Gather up every line from the entries below that uses the word "color".

***** Given information

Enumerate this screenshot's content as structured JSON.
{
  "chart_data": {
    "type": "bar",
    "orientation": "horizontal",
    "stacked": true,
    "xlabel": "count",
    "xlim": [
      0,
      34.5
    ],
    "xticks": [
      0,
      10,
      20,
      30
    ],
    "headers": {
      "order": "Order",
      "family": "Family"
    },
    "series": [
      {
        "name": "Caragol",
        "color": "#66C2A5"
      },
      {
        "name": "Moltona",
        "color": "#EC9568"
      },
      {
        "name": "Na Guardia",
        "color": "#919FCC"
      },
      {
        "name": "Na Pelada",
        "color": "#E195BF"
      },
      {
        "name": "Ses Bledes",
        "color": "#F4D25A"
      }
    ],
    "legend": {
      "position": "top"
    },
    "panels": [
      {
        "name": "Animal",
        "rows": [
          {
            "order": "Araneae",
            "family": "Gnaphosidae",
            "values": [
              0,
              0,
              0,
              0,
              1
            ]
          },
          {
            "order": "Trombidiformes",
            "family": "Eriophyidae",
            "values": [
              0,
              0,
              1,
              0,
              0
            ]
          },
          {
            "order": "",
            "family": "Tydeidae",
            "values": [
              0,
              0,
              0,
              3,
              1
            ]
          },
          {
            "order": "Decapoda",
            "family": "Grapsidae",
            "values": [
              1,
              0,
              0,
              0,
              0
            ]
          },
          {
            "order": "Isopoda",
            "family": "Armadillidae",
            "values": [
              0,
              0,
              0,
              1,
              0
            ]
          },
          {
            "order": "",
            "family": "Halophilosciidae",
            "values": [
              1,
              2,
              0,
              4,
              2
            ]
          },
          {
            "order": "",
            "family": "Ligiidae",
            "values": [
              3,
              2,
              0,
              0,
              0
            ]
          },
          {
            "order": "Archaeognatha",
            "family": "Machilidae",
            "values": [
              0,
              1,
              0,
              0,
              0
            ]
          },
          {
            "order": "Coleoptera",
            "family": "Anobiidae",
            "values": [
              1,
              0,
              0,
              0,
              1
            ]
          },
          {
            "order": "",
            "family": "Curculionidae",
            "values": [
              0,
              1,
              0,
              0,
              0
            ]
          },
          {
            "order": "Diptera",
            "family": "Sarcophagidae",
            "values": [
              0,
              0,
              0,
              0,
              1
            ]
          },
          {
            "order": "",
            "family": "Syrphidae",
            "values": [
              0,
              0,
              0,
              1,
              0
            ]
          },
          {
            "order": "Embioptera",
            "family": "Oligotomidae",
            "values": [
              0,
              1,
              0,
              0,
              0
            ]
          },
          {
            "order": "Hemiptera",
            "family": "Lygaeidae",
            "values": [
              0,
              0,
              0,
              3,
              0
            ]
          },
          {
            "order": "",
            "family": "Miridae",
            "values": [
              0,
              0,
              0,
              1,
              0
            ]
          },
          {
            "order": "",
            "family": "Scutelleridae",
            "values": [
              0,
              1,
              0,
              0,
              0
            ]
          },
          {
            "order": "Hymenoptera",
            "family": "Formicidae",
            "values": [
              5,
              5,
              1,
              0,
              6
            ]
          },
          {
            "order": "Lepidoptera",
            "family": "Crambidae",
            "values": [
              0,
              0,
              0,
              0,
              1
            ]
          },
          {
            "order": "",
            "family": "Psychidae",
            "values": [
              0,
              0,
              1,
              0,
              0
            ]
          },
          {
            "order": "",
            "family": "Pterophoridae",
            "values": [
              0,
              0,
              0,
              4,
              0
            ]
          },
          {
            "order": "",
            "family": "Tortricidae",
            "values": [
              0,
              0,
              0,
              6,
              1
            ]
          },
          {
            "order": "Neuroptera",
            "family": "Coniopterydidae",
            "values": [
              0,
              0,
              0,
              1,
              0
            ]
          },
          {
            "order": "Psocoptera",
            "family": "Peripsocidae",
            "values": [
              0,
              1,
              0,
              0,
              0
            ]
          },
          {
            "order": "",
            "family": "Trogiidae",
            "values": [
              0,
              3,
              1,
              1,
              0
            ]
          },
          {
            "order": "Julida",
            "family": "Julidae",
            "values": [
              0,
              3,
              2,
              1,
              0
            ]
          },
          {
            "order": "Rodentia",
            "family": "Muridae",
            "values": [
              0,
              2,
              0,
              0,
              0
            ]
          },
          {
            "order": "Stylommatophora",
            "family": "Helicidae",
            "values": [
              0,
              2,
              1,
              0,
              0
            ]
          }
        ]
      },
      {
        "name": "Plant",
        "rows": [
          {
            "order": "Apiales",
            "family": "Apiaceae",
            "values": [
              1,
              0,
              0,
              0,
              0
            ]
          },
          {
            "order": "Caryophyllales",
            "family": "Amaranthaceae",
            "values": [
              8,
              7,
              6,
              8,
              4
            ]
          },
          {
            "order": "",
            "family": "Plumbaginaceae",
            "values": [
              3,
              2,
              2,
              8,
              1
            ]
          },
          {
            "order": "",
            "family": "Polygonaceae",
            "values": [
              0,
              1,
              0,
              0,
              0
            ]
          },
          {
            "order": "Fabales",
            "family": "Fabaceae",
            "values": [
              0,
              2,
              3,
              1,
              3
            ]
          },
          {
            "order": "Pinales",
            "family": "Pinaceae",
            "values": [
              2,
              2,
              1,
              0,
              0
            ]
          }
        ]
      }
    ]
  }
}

**********

▶ [Solution]:
        "color": "#66C2A5"
        "color": "#EC9568"
        "color": "#919FCC"
        "color": "#E195BF"
        "color": "#F4D25A"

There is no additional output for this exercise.